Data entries
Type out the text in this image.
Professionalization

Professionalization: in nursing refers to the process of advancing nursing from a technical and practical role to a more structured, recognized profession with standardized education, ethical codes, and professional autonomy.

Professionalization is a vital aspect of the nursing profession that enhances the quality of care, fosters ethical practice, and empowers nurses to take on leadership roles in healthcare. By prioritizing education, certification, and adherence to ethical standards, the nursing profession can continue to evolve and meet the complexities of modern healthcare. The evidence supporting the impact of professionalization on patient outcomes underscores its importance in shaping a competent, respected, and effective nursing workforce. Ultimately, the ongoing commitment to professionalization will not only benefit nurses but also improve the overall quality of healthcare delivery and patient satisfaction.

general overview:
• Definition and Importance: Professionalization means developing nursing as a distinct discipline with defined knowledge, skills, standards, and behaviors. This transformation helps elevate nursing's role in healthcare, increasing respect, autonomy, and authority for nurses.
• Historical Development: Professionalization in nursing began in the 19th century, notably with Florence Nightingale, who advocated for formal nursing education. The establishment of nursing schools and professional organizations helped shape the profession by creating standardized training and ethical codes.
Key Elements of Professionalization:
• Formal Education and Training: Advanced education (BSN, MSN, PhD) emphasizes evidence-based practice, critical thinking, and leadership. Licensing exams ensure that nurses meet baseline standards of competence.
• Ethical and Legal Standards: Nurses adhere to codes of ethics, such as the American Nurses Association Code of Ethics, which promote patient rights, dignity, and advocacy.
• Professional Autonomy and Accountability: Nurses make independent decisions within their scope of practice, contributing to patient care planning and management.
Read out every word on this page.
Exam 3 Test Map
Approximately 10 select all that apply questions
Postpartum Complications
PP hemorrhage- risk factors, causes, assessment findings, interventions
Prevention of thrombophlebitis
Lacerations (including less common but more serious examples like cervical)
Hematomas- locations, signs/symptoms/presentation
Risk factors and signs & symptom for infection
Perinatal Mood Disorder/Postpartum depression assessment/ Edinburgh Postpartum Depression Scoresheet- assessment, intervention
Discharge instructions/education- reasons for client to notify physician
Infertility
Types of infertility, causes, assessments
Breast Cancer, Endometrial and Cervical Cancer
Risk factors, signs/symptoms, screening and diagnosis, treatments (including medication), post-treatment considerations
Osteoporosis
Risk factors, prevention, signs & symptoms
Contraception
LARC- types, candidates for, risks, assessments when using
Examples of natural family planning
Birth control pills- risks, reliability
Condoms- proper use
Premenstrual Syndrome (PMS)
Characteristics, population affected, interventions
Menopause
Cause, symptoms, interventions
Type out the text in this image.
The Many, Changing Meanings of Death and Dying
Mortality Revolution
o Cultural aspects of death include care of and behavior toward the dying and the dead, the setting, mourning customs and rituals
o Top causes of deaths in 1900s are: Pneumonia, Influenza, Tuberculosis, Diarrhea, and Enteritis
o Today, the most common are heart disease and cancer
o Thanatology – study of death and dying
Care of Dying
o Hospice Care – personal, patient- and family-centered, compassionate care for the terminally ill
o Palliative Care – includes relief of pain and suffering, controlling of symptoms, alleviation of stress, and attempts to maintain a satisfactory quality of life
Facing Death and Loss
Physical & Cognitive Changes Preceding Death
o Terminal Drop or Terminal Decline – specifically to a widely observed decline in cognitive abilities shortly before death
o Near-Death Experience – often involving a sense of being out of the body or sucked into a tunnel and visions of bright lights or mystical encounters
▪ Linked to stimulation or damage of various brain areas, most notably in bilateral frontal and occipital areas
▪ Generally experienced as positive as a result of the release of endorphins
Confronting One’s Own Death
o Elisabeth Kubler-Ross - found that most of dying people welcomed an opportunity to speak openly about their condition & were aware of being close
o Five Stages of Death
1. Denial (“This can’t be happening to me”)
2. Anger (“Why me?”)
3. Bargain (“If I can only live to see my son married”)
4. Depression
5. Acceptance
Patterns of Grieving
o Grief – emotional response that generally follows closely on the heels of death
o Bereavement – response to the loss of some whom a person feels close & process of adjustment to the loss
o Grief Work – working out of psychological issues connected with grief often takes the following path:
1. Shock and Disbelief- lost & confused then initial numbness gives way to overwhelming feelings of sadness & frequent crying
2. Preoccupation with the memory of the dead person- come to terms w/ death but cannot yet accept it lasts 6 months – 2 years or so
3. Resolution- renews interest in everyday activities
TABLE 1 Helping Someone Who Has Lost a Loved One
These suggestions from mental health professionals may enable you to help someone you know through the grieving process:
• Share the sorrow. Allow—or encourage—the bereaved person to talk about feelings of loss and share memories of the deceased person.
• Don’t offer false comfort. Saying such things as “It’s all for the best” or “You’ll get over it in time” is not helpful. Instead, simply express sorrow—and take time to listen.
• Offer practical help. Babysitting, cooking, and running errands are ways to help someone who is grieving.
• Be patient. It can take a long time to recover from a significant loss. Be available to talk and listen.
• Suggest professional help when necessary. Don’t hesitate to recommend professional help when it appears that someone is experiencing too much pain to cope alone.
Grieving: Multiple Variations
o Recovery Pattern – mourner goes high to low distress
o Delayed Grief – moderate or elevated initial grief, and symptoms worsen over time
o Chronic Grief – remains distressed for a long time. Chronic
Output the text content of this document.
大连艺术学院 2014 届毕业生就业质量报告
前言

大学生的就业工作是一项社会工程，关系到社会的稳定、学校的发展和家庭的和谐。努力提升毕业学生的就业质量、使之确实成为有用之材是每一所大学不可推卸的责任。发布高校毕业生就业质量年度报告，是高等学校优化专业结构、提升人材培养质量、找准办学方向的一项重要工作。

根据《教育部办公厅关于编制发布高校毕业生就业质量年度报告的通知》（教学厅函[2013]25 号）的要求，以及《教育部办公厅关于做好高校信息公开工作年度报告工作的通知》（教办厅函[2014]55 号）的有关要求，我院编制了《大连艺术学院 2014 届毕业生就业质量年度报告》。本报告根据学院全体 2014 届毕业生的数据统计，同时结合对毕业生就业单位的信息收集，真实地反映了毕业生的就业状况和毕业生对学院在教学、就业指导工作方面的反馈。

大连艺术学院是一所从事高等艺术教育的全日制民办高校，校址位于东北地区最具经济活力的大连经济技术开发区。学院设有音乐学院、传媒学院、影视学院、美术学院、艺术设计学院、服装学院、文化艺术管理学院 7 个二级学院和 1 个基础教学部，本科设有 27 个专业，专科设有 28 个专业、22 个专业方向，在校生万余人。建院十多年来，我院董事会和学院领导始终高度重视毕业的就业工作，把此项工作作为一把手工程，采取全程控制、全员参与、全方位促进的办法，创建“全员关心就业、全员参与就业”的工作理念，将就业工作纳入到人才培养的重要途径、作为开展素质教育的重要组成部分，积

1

= Short exercise =
Retype the records above exactly.

= Written response =
Type out the text in this image.
Professionalization

Professionalization: in nursing refers to the process of advancing nursing from a technical and practical role to a more structured, recognized profession with standardized education, ethical codes, and professional autonomy.

Professionalization is a vital aspect of the nursing profession that enhances the quality of care, fosters ethical practice, and empowers nurses to take on leadership roles in healthcare. By prioritizing education, certification, and adherence to ethical standards, the nursing profession can continue to evolve and meet the complexities of modern healthcare. The evidence supporting the impact of professionalization on patient outcomes underscores its importance in shaping a competent, respected, and effective nursing workforce. Ultimately, the ongoing commitment to professionalization will not only benefit nurses but also improve the overall quality of healthcare delivery and patient satisfaction.

general overview:
• Definition and Importance: Professionalization means developing nursing as a distinct discipline with defined knowledge, skills, standards, and behaviors. This transformation helps elevate nursing's role in healthcare, increasing respect, autonomy, and authority for nurses.
• Historical Development: Professionalization in nursing began in the 19th century, notably with Florence Nightingale, who advocated for formal nursing education. The establishment of nursing schools and professional organizations helped shape the profession by creating standardized training and ethical codes.
Key Elements of Professionalization:
• Formal Education and Training: Advanced education (BSN, MSN, PhD) emphasizes evidence-based practice, critical thinking, and leadership. Licensing exams ensure that nurses meet baseline standards of competence.
• Ethical and Legal Standards: Nurses adhere to codes of ethics, such as the American Nurses Association Code of Ethics, which promote patient rights, dignity, and advocacy.
• Professional Autonomy and Accountability: Nurses make independent decisions within their scope of practice, contributing to patient care planning and management.
Read out every word on this page.
Exam 3 Test Map
Approximately 10 select all that apply questions
Postpartum Complications
PP hemorrhage- risk factors, causes, assessment findings, interventions
Prevention of thrombophlebitis
Lacerations (including less common but more serious examples like cervical)
Hematomas- locations, signs/symptoms/presentation
Risk factors and signs & symptom for infection
Perinatal Mood Disorder/Postpartum depression assessment/ Edinburgh Postpartum Depression Scoresheet- assessment, intervention
Discharge instructions/education- reasons for client to notify physician
Infertility
Types of infertility, causes, assessments
Breast Cancer, Endometrial and Cervical Cancer
Risk factors, signs/symptoms, screening and diagnosis, treatments (including medication), post-treatment considerations
Osteoporosis
Risk factors, prevention, signs & symptoms
Contraception
LARC- types, candidates for, risks, assessments when using
Examples of natural family planning
Birth control pills- risks, reliability
Condoms- proper use
Premenstrual Syndrome (PMS)
Characteristics, population affected, interventions
Menopause
Cause, symptoms, interventions
Type out the text in this image.
The Many, Changing Meanings of Death and Dying
Mortality Revolution
o Cultural aspects of death include care of and behavior toward the dying and the dead, the setting, mourning customs and rituals
o Top causes of deaths in 1900s are: Pneumonia, Influenza, Tuberculosis, Diarrhea, and Enteritis
o Today, the most common are heart disease and cancer
o Thanatology – study of death and dying
Care of Dying
o Hospice Care – personal, patient- and family-centered, compassionate care for the terminally ill
o Palliative Care – includes relief of pain and suffering, controlling of symptoms, alleviation of stress, and attempts to maintain a satisfactory quality of life
Facing Death and Loss
Physical & Cognitive Changes Preceding Death
o Terminal Drop or Terminal Decline – specifically to a widely observed decline in cognitive abilities shortly before death
o Near-Death Experience – often involving a sense of being out of the body or sucked into a tunnel and visions of bright lights or mystical encounters
▪ Linked to stimulation or damage of various brain areas, most notably in bilateral frontal and occipital areas
▪ Generally experienced as positive as a result of the release of endorphins
Confronting One’s Own Death
o Elisabeth Kubler-Ross - found that most of dying people welcomed an opportunity to speak openly about their condition & were aware of being close
o Five Stages of Death
1. Denial (“This can’t be happening to me”)
2. Anger (“Why me?”)
3. Bargain (“If I can only live to see my son married”)
4. Depression
5. Acceptance
Patterns of Grieving
o Grief – emotional response that generally follows closely on the heels of death
o Bereavement – response to the loss of some whom a person feels close & process of adjustment to the loss
o Grief Work – working out of psychological issues connected with grief often takes the following path:
1. Shock and Disbelief- lost & confused then initial numbness gives way to overwhelming feelings of sadness & frequent crying
2. Preoccupation with the memory of the dead person- come to terms w/ death but cannot yet accept it lasts 6 months – 2 years or so
3. Resolution- renews interest in everyday activities
TABLE 1 Helping Someone Who Has Lost a Loved One
These suggestions from mental health professionals may enable you to help someone you know through the grieving process:
• Share the sorrow. Allow—or encourage—the bereaved person to talk about feelings of loss and share memories of the deceased person.
• Don’t offer false comfort. Saying such things as “It’s all for the best” or “You’ll get over it in time” is not helpful. Instead, simply express sorrow—and take time to listen.
• Offer practical help. Babysitting, cooking, and running errands are ways to help someone who is grieving.
• Be patient. It can take a long time to recover from a significant loss. Be available to talk and listen.
• Suggest professional help when necessary. Don’t hesitate to recommend professional help when it appears that someone is experiencing too much pain to cope alone.
Grieving: Multiple Variations
o Recovery Pattern – mourner goes high to low distress
o Delayed Grief – moderate or elevated initial grief, and symptoms worsen over time
o Chronic Grief – remains distressed for a long time. Chronic
Output the text content of this document.
大连艺术学院 2014 届毕业生就业质量报告
前言

大学生的就业工作是一项社会工程，关系到社会的稳定、学校的发展和家庭的和谐。努力提升毕业学生的就业质量、使之确实成为有用之材是每一所大学不可推卸的责任。发布高校毕业生就业质量年度报告，是高等学校优化专业结构、提升人材培养质量、找准办学方向的一项重要工作。

根据《教育部办公厅关于编制发布高校毕业生就业质量年度报告的通知》（教学厅函[2013]25 号）的要求，以及《教育部办公厅关于做好高校信息公开工作年度报告工作的通知》（教办厅函[2014]55 号）的有关要求，我院编制了《大连艺术学院 2014 届毕业生就业质量年度报告》。本报告根据学院全体 2014 届毕业生的数据统计，同时结合对毕业生就业单位的信息收集，真实地反映了毕业生的就业状况和毕业生对学院在教学、就业指导工作方面的反馈。

大连艺术学院是一所从事高等艺术教育的全日制民办高校，校址位于东北地区最具经济活力的大连经济技术开发区。学院设有音乐学院、传媒学院、影视学院、美术学院、艺术设计学院、服装学院、文化艺术管理学院 7 个二级学院和 1 个基础教学部，本科设有 27 个专业，专科设有 28 个专业、22 个专业方向，在校生万余人。建院十多年来，我院董事会和学院领导始终高度重视毕业的就业工作，把此项工作作为一把手工程，采取全程控制、全员参与、全方位促进的办法，创建“全员关心就业、全员参与就业”的工作理念，将就业工作纳入到人才培养的重要途径、作为开展素质教育的重要组成部分，积

1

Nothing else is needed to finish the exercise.